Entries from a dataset
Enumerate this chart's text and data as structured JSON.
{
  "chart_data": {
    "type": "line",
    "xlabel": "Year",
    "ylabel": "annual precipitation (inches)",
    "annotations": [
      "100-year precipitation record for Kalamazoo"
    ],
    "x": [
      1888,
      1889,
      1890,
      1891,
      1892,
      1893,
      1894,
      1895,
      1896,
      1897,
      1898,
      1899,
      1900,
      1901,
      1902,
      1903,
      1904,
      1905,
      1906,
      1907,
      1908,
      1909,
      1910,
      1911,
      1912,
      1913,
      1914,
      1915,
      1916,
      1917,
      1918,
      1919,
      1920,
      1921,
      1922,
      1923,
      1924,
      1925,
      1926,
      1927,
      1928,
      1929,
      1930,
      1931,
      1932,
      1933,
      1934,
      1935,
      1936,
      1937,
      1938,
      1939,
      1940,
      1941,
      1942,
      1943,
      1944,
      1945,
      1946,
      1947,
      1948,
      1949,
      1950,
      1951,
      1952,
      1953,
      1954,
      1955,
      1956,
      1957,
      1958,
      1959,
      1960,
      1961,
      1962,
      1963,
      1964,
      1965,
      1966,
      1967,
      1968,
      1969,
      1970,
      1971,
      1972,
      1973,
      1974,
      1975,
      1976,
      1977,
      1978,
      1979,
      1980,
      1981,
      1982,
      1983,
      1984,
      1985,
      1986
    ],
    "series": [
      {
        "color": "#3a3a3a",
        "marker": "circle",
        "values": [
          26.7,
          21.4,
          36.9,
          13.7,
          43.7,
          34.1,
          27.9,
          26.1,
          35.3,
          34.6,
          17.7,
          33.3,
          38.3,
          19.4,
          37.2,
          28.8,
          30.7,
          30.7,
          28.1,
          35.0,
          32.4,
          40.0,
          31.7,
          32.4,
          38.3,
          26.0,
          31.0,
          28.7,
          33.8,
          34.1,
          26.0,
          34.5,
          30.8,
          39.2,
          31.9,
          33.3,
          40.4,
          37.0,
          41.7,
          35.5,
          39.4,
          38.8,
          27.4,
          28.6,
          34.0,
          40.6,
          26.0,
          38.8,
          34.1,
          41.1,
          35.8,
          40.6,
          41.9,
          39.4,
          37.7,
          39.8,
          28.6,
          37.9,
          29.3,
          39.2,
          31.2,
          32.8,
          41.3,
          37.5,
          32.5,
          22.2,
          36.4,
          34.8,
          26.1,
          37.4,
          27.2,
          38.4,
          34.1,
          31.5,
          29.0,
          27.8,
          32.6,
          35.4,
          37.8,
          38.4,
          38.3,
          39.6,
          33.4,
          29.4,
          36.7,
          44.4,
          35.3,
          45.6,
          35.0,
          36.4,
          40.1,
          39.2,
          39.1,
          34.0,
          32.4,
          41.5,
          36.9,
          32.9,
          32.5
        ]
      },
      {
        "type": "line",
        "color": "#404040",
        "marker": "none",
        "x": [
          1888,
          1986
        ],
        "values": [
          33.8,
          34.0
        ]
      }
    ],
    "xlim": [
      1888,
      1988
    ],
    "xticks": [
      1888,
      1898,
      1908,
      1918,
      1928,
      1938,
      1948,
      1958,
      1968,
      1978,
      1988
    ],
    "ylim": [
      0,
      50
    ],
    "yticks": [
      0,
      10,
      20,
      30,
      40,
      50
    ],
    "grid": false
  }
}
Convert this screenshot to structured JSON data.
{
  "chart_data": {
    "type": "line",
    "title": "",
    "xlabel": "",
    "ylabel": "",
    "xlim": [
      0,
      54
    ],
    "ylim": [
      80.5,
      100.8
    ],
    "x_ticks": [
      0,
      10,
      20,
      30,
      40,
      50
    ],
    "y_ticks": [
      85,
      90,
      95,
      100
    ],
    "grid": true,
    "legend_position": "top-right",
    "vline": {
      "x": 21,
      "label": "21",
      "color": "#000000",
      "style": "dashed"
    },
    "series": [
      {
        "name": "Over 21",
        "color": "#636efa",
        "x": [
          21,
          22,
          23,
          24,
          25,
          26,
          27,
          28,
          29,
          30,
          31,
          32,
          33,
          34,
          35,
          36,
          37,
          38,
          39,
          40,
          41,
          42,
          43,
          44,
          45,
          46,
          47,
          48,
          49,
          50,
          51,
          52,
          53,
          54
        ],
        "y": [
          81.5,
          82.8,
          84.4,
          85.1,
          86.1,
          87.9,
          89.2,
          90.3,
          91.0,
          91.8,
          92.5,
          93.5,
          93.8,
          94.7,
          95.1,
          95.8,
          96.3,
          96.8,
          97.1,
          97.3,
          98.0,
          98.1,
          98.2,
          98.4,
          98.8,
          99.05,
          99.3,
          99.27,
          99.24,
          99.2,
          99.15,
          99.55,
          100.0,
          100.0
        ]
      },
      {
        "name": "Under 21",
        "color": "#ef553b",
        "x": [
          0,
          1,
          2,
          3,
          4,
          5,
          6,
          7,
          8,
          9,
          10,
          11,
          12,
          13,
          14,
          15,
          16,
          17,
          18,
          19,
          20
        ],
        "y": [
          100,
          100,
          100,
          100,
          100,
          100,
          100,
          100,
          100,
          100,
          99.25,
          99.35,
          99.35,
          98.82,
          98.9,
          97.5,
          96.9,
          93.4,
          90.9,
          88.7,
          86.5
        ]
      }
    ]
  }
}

▸ **Aim**
Retype the data in full and match it exactly.

▸ **The solution**
Enumerate this chart's text and data as structured JSON.
{
  "chart_data": {
    "type": "line",
    "xlabel": "Year",
    "ylabel": "annual precipitation (inches)",
    "annotations": [
      "100-year precipitation record for Kalamazoo"
    ],
    "x": [
      1888,
      1889,
      1890,
      1891,
      1892,
      1893,
      1894,
      1895,
      1896,
      1897,
      1898,
      1899,
      1900,
      1901,
      1902,
      1903,
      1904,
      1905,
      1906,
      1907,
      1908,
      1909,
      1910,
      1911,
      1912,
      1913,
      1914,
      1915,
      1916,
      1917,
      1918,
      1919,
      1920,
      1921,
      1922,
      1923,
      1924,
      1925,
      1926,
      1927,
      1928,
      1929,
      1930,
      1931,
      1932,
      1933,
      1934,
      1935,
      1936,
      1937,
      1938,
      1939,
      1940,
      1941,
      1942,
      1943,
      1944,
      1945,
      1946,
      1947,
      1948,
      1949,
      1950,
      1951,
      1952,
      1953,
      1954,
      1955,
      1956,
      1957,
      1958,
      1959,
      1960,
      1961,
      1962,
      1963,
      1964,
      1965,
      1966,
      1967,
      1968,
      1969,
      1970,
      1971,
      1972,
      1973,
      1974,
      1975,
      1976,
      1977,
      1978,
      1979,
      1980,
      1981,
      1982,
      1983,
      1984,
      1985,
      1986
    ],
    "series": [
      {
        "color": "#3a3a3a",
        "marker": "circle",
        "values": [
          26.7,
          21.4,
          36.9,
          13.7,
          43.7,
          34.1,
          27.9,
          26.1,
          35.3,
          34.6,
          17.7,
          33.3,
          38.3,
          19.4,
          37.2,
          28.8,
          30.7,
          30.7,
          28.1,
          35.0,
          32.4,
          40.0,
          31.7,
          32.4,
          38.3,
          26.0,
          31.0,
          28.7,
          33.8,
          34.1,
          26.0,
          34.5,
          30.8,
          39.2,
          31.9,
          33.3,
          40.4,
          37.0,
          41.7,
          35.5,
          39.4,
          38.8,
          27.4,
          28.6,
          34.0,
          40.6,
          26.0,
          38.8,
          34.1,
          41.1,
          35.8,
          40.6,
          41.9,
          39.4,
          37.7,
          39.8,
          28.6,
          37.9,
          29.3,
          39.2,
          31.2,
          32.8,
          41.3,
          37.5,
          32.5,
          22.2,
          36.4,
          34.8,
          26.1,
          37.4,
          27.2,
          38.4,
          34.1,
          31.5,
          29.0,
          27.8,
          32.6,
          35.4,
          37.8,
          38.4,
          38.3,
          39.6,
          33.4,
          29.4,
          36.7,
          44.4,
          35.3,
          45.6,
          35.0,
          36.4,
          40.1,
          39.2,
          39.1,
          34.0,
          32.4,
          41.5,
          36.9,
          32.9,
          32.5
        ]
      },
      {
        "type": "line",
        "color": "#404040",
        "marker": "none",
        "x": [
          1888,
          1986
        ],
        "values": [
          33.8,
          34.0
        ]
      }
    ],
    "xlim": [
      1888,
      1988
    ],
    "xticks": [
      1888,
      1898,
      1908,
      1918,
      1928,
      1938,
      1948,
      1958,
      1968,
      1978,
      1988
    ],
    "ylim": [
      0,
      50
    ],
    "yticks": [
      0,
      10,
      20,
      30,
      40,
      50
    ],
    "grid": false
  }
}
Convert this screenshot to structured JSON data.
{
  "chart_data": {
    "type": "line",
    "title": "",
    "xlabel": "",
    "ylabel": "",
    "xlim": [
      0,
      54
    ],
    "ylim": [
      80.5,
      100.8
    ],
    "x_ticks": [
      0,
      10,
      20,
      30,
      40,
      50
    ],
    "y_ticks": [
      85,
      90,
      95,
      100
    ],
    "grid": true,
    "legend_position": "top-right",
    "vline": {
      "x": 21,
      "label": "21",
      "color": "#000000",
      "style": "dashed"
    },
    "series": [
      {
        "name": "Over 21",
        "color": "#636efa",
        "x": [
          21,
          22,
          23,
          24,
          25,
          26,
          27,
          28,
          29,
          30,
          31,
          32,
          33,
          34,
          35,
          36,
          37,
          38,
          39,
          40,
          41,
          42,
          43,
          44,
          45,
          46,
          47,
          48,
          49,
          50,
          51,
          52,
          53,
          54
        ],
        "y": [
          81.5,
          82.8,
          84.4,
          85.1,
          86.1,
          87.9,
          89.2,
          90.3,
          91.0,
          91.8,
          92.5,
          93.5,
          93.8,
          94.7,
          95.1,
          95.8,
          96.3,
          96.8,
          97.1,
          97.3,
          98.0,
          98.1,
          98.2,
          98.4,
          98.8,
          99.05,
          99.3,
          99.27,
          99.24,
          99.2,
          99.15,
          99.55,
          100.0,
          100.0
        ]
      },
      {
        "name": "Under 21",
        "color": "#ef553b",
        "x": [
          0,
          1,
          2,
          3,
          4,
          5,
          6,
          7,
          8,
          9,
          10,
          11,
          12,
          13,
          14,
          15,
          16,
          17,
          18,
          19,
          20
        ],
        "y": [
          100,
          100,
          100,
          100,
          100,
          100,
          100,
          100,
          100,
          100,
          99.25,
          99.35,
          99.35,
          98.82,
          98.9,
          97.5,
          96.9,
          93.4,
          90.9,
          88.7,
          86.5
        ]
      }
    ]
  }
}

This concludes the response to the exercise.